Work required
Below are the entries; count the lines in them that contain the word "Coder" and give only the number.

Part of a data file
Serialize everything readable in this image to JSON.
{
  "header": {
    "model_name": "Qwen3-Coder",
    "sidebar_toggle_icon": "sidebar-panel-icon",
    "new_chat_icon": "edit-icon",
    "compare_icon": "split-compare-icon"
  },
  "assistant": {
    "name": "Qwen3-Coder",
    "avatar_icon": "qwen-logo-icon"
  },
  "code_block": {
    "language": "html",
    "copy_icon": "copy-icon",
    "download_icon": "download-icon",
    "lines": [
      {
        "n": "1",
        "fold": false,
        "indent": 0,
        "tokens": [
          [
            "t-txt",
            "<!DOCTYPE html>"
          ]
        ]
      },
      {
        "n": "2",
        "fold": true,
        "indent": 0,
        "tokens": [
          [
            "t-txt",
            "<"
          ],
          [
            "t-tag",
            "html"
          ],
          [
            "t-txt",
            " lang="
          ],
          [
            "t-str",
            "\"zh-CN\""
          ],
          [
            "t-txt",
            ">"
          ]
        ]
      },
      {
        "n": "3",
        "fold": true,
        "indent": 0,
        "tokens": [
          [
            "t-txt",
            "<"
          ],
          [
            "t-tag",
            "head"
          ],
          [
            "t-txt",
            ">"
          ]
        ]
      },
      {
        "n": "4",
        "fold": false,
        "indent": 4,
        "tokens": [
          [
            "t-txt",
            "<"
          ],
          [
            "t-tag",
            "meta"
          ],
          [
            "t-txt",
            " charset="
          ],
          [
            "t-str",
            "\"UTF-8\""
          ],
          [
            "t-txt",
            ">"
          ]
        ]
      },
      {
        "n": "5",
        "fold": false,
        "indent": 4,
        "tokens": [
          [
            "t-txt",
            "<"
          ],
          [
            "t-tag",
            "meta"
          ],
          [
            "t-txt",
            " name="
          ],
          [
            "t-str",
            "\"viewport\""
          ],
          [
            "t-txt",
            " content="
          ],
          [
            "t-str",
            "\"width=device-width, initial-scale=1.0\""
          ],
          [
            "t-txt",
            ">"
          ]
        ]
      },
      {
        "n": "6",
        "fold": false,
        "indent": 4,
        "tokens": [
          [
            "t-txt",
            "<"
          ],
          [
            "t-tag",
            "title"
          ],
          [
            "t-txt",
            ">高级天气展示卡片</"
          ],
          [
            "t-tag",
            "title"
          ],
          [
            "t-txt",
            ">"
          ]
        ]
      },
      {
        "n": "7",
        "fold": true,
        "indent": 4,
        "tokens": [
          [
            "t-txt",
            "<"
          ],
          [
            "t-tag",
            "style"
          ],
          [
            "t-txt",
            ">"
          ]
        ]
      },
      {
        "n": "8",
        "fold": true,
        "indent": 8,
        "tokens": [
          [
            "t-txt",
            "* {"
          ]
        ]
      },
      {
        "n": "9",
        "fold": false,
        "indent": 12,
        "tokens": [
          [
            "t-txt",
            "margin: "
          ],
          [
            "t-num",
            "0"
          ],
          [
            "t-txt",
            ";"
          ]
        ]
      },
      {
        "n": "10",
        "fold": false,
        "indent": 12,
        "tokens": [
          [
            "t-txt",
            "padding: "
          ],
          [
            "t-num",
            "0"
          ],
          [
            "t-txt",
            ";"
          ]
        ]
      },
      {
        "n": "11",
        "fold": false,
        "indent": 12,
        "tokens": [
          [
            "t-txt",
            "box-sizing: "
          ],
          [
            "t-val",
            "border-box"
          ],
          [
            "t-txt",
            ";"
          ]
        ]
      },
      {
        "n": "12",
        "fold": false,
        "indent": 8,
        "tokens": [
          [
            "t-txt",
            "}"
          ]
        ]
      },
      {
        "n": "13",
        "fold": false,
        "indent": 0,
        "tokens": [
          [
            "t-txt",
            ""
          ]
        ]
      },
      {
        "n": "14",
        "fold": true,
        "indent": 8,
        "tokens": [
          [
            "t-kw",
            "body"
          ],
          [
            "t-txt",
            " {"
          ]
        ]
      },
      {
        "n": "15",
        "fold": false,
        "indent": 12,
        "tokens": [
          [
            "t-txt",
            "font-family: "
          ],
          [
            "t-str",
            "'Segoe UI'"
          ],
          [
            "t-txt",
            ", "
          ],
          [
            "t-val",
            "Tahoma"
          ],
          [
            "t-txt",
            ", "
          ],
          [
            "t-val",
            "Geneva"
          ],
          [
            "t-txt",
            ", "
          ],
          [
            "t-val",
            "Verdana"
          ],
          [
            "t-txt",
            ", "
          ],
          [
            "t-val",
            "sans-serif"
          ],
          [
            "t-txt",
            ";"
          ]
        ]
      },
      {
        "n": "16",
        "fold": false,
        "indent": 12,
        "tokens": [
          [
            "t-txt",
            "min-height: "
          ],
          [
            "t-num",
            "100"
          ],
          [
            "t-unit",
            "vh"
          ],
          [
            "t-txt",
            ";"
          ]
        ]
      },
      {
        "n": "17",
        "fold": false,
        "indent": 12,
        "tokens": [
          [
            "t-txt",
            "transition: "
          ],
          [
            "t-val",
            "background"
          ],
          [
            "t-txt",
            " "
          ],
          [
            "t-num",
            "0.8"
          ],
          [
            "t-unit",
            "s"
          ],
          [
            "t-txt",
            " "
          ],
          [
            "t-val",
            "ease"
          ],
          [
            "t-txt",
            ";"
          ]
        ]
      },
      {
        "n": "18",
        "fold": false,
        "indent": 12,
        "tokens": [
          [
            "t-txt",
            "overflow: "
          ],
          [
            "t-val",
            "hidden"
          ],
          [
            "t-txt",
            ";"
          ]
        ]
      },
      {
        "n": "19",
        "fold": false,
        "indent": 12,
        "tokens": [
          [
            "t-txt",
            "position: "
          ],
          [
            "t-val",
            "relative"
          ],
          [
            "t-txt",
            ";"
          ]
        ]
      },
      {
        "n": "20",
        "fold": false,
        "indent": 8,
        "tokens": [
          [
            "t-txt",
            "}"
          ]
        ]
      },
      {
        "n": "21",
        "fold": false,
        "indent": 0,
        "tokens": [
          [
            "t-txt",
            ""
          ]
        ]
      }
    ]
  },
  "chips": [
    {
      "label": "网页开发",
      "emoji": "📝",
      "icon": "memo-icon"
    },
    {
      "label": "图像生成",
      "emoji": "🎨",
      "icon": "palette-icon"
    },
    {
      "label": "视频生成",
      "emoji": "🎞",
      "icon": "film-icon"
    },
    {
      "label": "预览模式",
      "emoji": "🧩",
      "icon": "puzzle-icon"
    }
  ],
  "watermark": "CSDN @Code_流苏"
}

* * *

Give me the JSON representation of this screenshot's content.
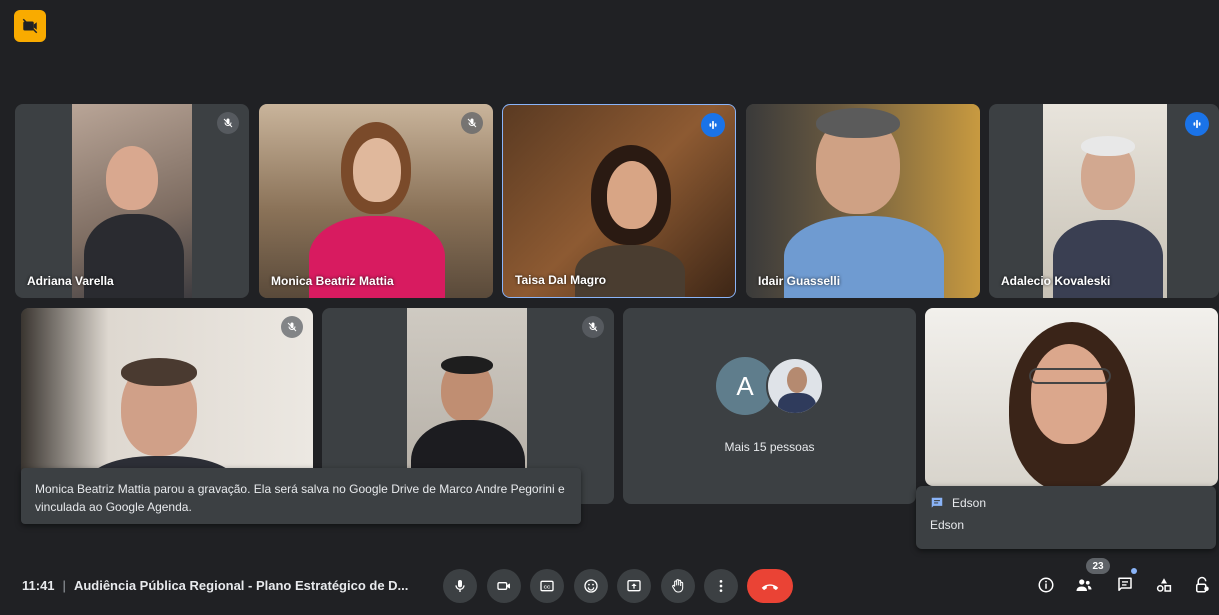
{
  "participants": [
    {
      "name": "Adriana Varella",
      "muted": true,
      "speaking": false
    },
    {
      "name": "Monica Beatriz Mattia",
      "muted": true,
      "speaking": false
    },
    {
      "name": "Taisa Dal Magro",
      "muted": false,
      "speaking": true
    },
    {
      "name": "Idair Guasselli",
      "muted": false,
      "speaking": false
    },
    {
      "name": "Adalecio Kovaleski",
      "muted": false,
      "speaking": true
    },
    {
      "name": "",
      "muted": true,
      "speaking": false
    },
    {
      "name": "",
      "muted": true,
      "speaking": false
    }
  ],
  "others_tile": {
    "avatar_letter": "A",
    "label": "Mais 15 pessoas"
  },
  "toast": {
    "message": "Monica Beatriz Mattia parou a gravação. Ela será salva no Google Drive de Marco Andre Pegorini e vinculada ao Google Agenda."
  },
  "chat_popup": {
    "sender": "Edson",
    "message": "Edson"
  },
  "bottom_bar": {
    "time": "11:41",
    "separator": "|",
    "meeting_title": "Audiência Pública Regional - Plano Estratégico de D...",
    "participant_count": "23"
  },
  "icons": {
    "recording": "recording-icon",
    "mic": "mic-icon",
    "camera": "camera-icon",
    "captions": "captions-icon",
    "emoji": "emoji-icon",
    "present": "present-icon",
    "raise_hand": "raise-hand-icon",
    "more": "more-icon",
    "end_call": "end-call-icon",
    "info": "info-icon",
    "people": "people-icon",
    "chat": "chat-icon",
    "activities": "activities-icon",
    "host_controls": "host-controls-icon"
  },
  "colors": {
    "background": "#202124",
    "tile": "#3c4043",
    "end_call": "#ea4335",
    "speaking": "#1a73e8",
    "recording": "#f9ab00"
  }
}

Complete answer
2